TASK DESCRIPTION – Please report every line from the material that contains the word "color".

PROVIDED DATA –
• • •

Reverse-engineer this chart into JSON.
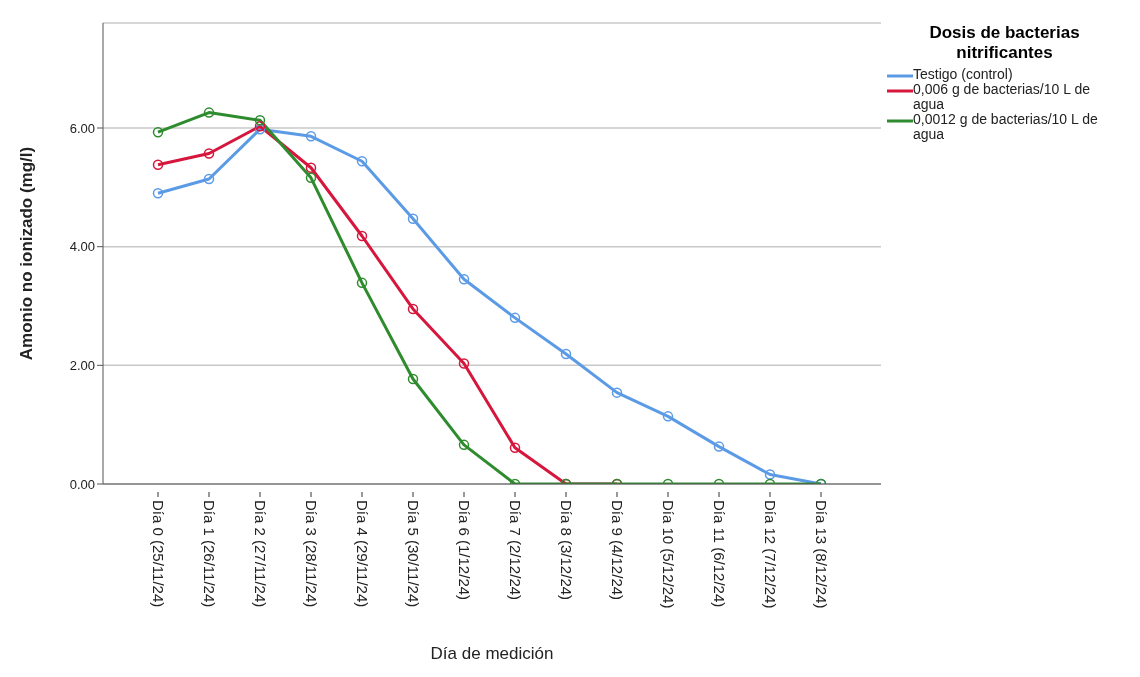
{
  "chart_data": {
    "type": "line",
    "xlabel": "Día de medición",
    "ylabel": "Amonio no ionizado (mg/l)",
    "legend_title": "Dosis de bacterias nitrificantes",
    "categories": [
      "Día 0 (25/11/24)",
      "Día 1 (26/11/24)",
      "Día 2 (27/11/24)",
      "Día 3 (28/11/24)",
      "Día 4 (29/11/24)",
      "Día 5 (30/11/24)",
      "Día 6 (1/12/24)",
      "Día 7 (2/12/24)",
      "Día 8 (3/12/24)",
      "Día 9 (4/12/24)",
      "Día 10 (5/12/24)",
      "Día 11 (6/12/24)",
      "Día 12 (7/12/24)",
      "Día 13 (8/12/24)"
    ],
    "series": [
      {
        "name": "Testigo (control)",
        "color": "#5b9be6",
        "values": [
          4.9,
          5.14,
          5.98,
          5.86,
          5.44,
          4.47,
          3.45,
          2.8,
          2.19,
          1.54,
          1.14,
          0.63,
          0.16,
          0
        ]
      },
      {
        "name": "0,006 g de bacterias/10 L de agua",
        "color": "#d6163c",
        "values": [
          5.38,
          5.57,
          6.03,
          5.33,
          4.18,
          2.95,
          2.03,
          0.61,
          0,
          0,
          null,
          null,
          null,
          null
        ]
      },
      {
        "name": "0,0012 g de bacterias/10 L de agua",
        "color": "#2e8b2e",
        "values": [
          5.93,
          6.26,
          6.13,
          5.16,
          3.39,
          1.77,
          0.66,
          0,
          0,
          0,
          0,
          0,
          0,
          0
        ]
      }
    ],
    "ylim": [
      0,
      7.77
    ],
    "yticks": [
      {
        "value": 0,
        "label": "0.00"
      },
      {
        "value": 2,
        "label": "2.00"
      },
      {
        "value": 4,
        "label": "4.00"
      },
      {
        "value": 6,
        "label": "6.00"
      }
    ],
    "grid": "y",
    "legend": "top right",
    "marker": "circle",
    "line_style": "solid"
  }
}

• • •

RESULT FOR THIS TASK –
        "color": "#5b9be6",
        "color": "#d6163c",
        "color": "#2e8b2e",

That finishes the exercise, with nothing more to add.